** START THE DATA **
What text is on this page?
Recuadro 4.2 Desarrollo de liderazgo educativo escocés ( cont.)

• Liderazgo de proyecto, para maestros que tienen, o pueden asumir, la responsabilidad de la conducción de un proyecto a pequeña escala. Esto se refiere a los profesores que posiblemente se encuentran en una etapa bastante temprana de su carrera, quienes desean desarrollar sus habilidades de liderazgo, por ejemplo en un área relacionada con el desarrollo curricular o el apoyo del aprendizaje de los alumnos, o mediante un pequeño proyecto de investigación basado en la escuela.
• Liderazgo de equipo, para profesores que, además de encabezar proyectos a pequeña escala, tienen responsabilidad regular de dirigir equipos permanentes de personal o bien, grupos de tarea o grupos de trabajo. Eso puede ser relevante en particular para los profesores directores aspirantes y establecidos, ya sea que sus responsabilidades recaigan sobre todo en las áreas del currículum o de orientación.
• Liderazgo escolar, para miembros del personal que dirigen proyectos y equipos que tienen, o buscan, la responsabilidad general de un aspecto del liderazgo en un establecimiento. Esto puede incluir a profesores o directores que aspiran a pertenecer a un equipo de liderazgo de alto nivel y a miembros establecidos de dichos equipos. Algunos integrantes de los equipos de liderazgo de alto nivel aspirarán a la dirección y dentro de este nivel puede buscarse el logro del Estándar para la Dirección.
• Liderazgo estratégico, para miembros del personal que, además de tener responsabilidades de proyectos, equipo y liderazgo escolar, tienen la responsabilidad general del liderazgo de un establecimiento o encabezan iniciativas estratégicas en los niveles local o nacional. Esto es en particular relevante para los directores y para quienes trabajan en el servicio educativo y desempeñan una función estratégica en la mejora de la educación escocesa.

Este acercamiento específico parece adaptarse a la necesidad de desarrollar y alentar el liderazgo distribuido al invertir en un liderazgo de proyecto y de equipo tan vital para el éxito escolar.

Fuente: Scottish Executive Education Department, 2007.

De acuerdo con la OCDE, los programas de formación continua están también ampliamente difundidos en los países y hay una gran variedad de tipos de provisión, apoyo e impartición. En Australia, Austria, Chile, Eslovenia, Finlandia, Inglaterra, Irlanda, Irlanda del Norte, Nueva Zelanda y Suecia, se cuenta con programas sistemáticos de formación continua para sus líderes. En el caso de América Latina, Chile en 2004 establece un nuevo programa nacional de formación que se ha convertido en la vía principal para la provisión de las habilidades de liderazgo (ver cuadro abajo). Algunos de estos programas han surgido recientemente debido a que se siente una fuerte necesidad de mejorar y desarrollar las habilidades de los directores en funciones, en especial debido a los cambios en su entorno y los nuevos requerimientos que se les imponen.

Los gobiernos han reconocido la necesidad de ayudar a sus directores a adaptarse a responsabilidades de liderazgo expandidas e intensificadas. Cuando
** END THE DATA **
* **CHALLENGE**
Write down the full listing again, exactly.

* **ANSWER TO THE EXERCISE**
What text is on this page?
Recuadro 4.2 Desarrollo de liderazgo educativo escocés ( cont.)

• Liderazgo de proyecto, para maestros que tienen, o pueden asumir, la responsabilidad de la conducción de un proyecto a pequeña escala. Esto se refiere a los profesores que posiblemente se encuentran en una etapa bastante temprana de su carrera, quienes desean desarrollar sus habilidades de liderazgo, por ejemplo en un área relacionada con el desarrollo curricular o el apoyo del aprendizaje de los alumnos, o mediante un pequeño proyecto de investigación basado en la escuela.
• Liderazgo de equipo, para profesores que, además de encabezar proyectos a pequeña escala, tienen responsabilidad regular de dirigir equipos permanentes de personal o bien, grupos de tarea o grupos de trabajo. Eso puede ser relevante en particular para los profesores directores aspirantes y establecidos, ya sea que sus responsabilidades recaigan sobre todo en las áreas del currículum o de orientación.
• Liderazgo escolar, para miembros del personal que dirigen proyectos y equipos que tienen, o buscan, la responsabilidad general de un aspecto del liderazgo en un establecimiento. Esto puede incluir a profesores o directores que aspiran a pertenecer a un equipo de liderazgo de alto nivel y a miembros establecidos de dichos equipos. Algunos integrantes de los equipos de liderazgo de alto nivel aspirarán a la dirección y dentro de este nivel puede buscarse el logro del Estándar para la Dirección.
• Liderazgo estratégico, para miembros del personal que, además de tener responsabilidades de proyectos, equipo y liderazgo escolar, tienen la responsabilidad general del liderazgo de un establecimiento o encabezan iniciativas estratégicas en los niveles local o nacional. Esto es en particular relevante para los directores y para quienes trabajan en el servicio educativo y desempeñan una función estratégica en la mejora de la educación escocesa.

Este acercamiento específico parece adaptarse a la necesidad de desarrollar y alentar el liderazgo distribuido al invertir en un liderazgo de proyecto y de equipo tan vital para el éxito escolar.

Fuente: Scottish Executive Education Department, 2007.

De acuerdo con la OCDE, los programas de formación continua están también ampliamente difundidos en los países y hay una gran variedad de tipos de provisión, apoyo e impartición. En Australia, Austria, Chile, Eslovenia, Finlandia, Inglaterra, Irlanda, Irlanda del Norte, Nueva Zelanda y Suecia, se cuenta con programas sistemáticos de formación continua para sus líderes. En el caso de América Latina, Chile en 2004 establece un nuevo programa nacional de formación que se ha convertido en la vía principal para la provisión de las habilidades de liderazgo (ver cuadro abajo). Algunos de estos programas han surgido recientemente debido a que se siente una fuerte necesidad de mejorar y desarrollar las habilidades de los directores en funciones, en especial debido a los cambios en su entorno y los nuevos requerimientos que se les imponen.

Los gobiernos han reconocido la necesidad de ayudar a sus directores a adaptarse a responsabilidades de liderazgo expandidas e intensificadas. Cuando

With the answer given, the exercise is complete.